▶ _THE RECORDS_
┄┄┄┄┄┄┄┄┄┄

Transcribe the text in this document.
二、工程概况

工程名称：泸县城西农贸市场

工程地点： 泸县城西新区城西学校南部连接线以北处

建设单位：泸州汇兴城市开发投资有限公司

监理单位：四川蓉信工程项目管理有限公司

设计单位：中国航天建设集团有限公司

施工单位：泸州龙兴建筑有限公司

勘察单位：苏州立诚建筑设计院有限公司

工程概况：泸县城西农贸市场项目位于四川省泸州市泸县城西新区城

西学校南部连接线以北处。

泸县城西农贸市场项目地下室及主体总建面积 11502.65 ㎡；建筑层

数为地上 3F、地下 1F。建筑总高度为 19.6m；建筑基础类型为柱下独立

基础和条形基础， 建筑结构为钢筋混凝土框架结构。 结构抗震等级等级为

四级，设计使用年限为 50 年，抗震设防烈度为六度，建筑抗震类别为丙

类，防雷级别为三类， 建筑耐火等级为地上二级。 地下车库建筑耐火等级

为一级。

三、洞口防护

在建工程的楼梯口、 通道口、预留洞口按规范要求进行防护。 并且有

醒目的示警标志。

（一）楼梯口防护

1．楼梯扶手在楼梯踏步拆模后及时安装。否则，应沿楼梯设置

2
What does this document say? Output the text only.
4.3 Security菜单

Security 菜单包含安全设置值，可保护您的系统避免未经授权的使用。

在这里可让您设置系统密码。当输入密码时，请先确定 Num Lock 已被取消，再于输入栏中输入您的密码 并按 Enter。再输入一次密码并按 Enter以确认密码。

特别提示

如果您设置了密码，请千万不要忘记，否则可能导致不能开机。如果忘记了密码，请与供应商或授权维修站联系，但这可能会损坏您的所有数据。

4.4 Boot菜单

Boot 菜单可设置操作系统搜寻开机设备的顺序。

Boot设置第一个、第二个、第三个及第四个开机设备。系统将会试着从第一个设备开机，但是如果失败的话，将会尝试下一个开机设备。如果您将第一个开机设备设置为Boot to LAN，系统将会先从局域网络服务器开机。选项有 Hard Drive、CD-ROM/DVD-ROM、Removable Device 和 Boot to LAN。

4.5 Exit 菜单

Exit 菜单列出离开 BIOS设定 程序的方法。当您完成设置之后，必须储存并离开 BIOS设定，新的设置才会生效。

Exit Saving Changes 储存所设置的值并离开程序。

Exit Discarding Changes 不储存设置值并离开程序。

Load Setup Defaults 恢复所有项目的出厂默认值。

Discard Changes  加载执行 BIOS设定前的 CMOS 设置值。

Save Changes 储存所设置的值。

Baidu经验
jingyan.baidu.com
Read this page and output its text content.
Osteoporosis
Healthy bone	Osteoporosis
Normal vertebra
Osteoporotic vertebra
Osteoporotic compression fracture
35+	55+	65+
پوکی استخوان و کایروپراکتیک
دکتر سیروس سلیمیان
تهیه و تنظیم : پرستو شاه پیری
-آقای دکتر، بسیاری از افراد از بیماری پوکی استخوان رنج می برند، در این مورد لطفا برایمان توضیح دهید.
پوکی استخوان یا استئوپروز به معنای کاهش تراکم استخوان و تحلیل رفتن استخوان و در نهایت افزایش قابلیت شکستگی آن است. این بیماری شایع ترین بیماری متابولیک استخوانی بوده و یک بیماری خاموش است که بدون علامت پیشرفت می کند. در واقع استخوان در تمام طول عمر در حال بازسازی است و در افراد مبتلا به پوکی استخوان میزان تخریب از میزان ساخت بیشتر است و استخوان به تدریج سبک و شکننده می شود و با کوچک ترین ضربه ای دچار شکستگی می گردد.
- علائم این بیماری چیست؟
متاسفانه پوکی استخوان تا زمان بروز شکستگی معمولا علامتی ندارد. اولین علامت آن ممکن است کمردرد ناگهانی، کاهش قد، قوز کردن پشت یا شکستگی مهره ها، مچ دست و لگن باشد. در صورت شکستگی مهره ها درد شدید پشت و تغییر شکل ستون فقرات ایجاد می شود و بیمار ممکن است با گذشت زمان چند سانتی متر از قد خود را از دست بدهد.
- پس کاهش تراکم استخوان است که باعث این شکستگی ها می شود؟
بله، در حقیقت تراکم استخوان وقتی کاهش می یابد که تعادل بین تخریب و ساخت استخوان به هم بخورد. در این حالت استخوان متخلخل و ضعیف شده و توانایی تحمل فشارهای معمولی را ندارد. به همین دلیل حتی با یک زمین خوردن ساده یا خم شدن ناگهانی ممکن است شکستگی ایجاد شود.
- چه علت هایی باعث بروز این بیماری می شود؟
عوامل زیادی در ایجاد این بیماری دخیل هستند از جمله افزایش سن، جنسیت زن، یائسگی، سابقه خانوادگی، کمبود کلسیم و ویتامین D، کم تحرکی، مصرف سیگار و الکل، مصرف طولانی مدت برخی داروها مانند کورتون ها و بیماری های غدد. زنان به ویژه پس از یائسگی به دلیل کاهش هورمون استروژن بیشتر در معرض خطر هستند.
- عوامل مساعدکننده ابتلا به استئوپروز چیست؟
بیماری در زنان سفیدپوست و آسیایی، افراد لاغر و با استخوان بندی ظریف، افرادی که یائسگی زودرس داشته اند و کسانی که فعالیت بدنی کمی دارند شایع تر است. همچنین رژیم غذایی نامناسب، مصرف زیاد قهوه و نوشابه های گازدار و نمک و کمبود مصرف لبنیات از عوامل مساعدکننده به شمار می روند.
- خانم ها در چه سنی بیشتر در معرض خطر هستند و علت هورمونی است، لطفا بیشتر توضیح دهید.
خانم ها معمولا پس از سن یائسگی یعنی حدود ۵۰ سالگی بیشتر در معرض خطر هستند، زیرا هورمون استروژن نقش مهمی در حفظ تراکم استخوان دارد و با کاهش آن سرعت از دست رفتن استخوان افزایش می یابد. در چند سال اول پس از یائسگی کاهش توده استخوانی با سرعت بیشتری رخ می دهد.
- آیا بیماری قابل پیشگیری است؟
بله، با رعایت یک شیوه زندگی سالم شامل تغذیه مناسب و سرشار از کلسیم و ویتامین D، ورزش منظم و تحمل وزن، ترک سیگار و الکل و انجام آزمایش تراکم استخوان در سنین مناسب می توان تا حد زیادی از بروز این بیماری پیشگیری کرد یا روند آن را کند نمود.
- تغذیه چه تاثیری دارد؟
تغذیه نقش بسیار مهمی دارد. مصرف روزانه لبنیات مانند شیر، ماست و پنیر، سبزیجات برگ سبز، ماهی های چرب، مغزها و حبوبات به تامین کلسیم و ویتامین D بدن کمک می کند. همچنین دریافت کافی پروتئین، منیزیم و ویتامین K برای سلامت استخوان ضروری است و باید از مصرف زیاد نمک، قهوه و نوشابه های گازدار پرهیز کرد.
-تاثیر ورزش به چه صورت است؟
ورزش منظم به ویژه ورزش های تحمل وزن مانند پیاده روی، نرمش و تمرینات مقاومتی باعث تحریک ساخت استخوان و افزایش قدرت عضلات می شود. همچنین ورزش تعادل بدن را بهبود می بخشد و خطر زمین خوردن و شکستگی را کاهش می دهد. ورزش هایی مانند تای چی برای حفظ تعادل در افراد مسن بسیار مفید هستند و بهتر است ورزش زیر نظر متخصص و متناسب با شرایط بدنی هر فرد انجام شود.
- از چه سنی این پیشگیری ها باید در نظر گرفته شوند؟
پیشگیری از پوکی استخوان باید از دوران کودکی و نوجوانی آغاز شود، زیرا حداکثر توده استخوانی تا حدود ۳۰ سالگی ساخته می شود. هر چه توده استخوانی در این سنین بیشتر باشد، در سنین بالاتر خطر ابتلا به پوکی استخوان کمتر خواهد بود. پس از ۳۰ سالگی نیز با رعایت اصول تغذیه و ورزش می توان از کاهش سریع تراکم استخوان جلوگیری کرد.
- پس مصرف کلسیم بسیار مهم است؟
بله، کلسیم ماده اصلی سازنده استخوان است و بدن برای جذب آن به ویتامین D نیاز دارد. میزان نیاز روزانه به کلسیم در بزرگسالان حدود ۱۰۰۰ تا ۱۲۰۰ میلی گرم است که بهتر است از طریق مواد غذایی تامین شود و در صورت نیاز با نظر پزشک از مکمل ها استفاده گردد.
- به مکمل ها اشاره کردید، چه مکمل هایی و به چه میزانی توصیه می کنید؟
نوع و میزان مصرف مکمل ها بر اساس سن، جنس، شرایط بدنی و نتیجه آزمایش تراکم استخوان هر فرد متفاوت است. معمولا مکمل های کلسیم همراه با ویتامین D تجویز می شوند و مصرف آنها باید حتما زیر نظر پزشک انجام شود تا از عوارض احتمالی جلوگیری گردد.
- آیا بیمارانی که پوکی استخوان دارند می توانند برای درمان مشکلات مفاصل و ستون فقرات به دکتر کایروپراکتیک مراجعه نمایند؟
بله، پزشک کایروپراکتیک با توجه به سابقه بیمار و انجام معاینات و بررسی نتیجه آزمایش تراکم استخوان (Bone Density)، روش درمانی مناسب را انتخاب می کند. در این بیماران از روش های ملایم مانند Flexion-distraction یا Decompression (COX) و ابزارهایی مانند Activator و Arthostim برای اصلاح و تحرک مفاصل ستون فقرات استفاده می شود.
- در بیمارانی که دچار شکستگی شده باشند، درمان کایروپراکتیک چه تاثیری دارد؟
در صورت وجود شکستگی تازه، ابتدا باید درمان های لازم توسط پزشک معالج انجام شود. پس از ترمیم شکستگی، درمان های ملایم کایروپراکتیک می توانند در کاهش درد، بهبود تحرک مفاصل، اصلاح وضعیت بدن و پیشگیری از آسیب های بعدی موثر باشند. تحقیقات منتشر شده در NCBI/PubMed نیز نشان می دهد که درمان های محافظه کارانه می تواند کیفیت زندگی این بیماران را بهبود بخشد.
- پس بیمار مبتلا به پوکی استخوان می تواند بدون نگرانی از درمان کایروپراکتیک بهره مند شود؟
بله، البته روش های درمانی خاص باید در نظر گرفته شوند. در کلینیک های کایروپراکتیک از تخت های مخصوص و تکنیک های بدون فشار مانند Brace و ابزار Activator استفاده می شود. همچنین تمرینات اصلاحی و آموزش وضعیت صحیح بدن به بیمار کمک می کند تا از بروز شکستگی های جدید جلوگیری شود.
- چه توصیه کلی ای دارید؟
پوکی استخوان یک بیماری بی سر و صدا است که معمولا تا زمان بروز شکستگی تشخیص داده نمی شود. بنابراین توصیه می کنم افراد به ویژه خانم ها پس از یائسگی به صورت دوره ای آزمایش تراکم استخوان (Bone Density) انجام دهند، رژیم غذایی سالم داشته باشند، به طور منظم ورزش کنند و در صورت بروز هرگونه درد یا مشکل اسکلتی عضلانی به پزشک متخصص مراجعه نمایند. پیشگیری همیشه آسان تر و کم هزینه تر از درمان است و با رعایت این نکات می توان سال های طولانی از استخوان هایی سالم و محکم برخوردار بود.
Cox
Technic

┄┄┄┄┄┄┄┄┄┄

▶ _GIVEN TASK_
Filter the records above and return every line that holds the word "text".

▶ _SOLVED EXERCISE_
Transcribe the text in this document.
What does this document say? Output the text only.
Read this page and output its text content.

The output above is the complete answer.